> Aim of the task: Repeat, exactly and completely, the material that follows. Omit the pictures.
========
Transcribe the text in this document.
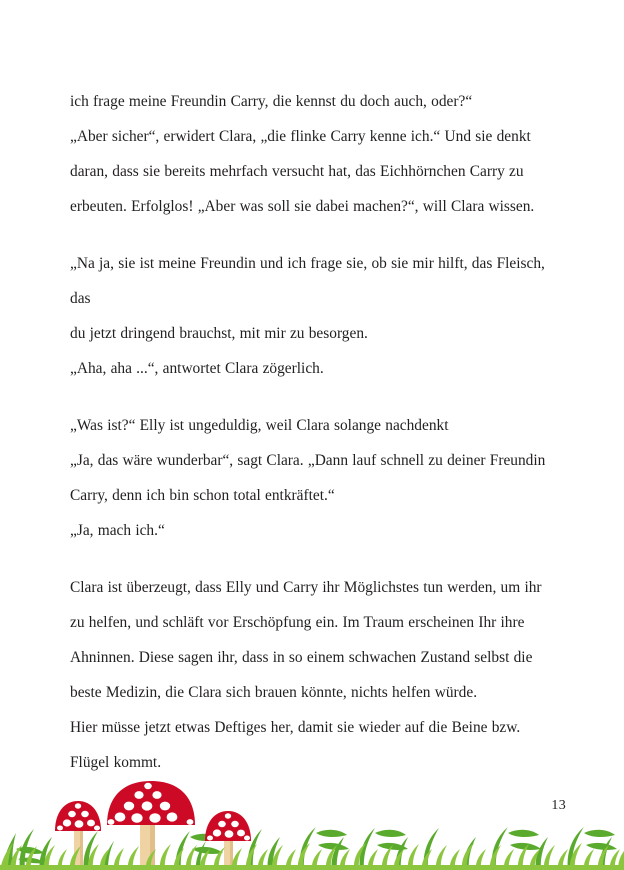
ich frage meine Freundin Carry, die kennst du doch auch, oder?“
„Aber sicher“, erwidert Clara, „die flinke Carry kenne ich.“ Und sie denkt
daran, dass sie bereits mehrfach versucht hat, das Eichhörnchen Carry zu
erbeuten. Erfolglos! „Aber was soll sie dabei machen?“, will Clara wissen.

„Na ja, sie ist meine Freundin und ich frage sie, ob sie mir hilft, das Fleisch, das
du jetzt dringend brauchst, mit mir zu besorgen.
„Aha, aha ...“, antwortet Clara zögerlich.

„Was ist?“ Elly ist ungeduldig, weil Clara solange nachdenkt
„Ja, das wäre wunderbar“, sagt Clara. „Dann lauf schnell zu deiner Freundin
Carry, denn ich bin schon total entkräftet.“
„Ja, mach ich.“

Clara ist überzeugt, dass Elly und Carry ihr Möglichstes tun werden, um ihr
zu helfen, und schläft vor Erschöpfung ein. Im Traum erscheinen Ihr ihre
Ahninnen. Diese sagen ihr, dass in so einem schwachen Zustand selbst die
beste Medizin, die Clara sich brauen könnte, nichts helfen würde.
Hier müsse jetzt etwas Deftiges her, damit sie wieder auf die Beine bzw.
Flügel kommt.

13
========
> Correct answer:
Transcribe the text in this document.
ich frage meine Freundin Carry, die kennst du doch auch, oder?“
„Aber sicher“, erwidert Clara, „die flinke Carry kenne ich.“ Und sie denkt
daran, dass sie bereits mehrfach versucht hat, das Eichhörnchen Carry zu
erbeuten. Erfolglos! „Aber was soll sie dabei machen?“, will Clara wissen.

„Na ja, sie ist meine Freundin und ich frage sie, ob sie mir hilft, das Fleisch, das
du jetzt dringend brauchst, mit mir zu besorgen.
„Aha, aha ...“, antwortet Clara zögerlich.

„Was ist?“ Elly ist ungeduldig, weil Clara solange nachdenkt
„Ja, das wäre wunderbar“, sagt Clara. „Dann lauf schnell zu deiner Freundin
Carry, denn ich bin schon total entkräftet.“
„Ja, mach ich.“

Clara ist überzeugt, dass Elly und Carry ihr Möglichstes tun werden, um ihr
zu helfen, und schläft vor Erschöpfung ein. Im Traum erscheinen Ihr ihre
Ahninnen. Diese sagen ihr, dass in so einem schwachen Zustand selbst die
beste Medizin, die Clara sich brauen könnte, nichts helfen würde.
Hier müsse jetzt etwas Deftiges her, damit sie wieder auf die Beine bzw.
Flügel kommt.

13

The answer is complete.